— START OF Input data —

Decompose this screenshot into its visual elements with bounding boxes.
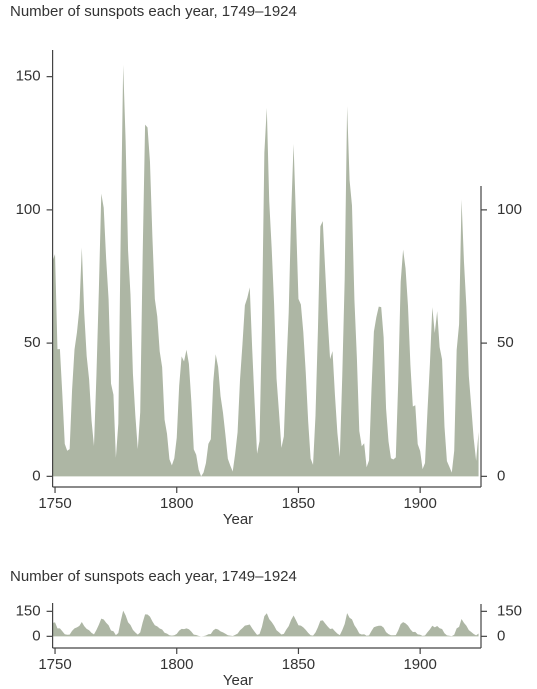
x-tick-label: 1900 [403,656,436,673]
y2-tick-label: 0 [497,627,505,644]
x-tick-label: 1850 [282,656,315,673]
area [52,64,479,477]
x-tick-label: 1850 [282,495,315,512]
x-tick-label: 1750 [38,495,71,512]
y-tick-label: 150 [16,602,41,619]
y-tick-label: 50 [24,334,41,351]
y-tick-label: 0 [32,467,40,484]
x-axis-label: Year [223,511,253,528]
y-tick-label: 100 [16,201,41,218]
chart-title: Number of sunspots each year, 1749–1924 [10,3,297,20]
y2-tick-label: 100 [497,201,522,218]
area [52,610,479,637]
y2-tick-label: 50 [497,334,514,351]
x-tick-label: 1800 [160,656,193,673]
x-tick-label: 1900 [403,495,436,512]
y2-tick-label: 150 [497,602,522,619]
y2-tick-label: 0 [497,467,505,484]
y-tick-label: 150 [16,68,41,85]
x-axis-label: Year [223,672,253,689]
chart-title: Number of sunspots each year, 1749–1924 [10,568,297,585]
x-tick-label: 1800 [160,495,193,512]
y-tick-label: 0 [32,627,40,644]
x-tick-label: 1750 [38,656,71,673]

— END OF Input data —

## [Exercise directions]
How many lines in the items above contain the string "title"? Case matters, so match capitals exactly, and reply with the number alone.

## [Answer in full]
2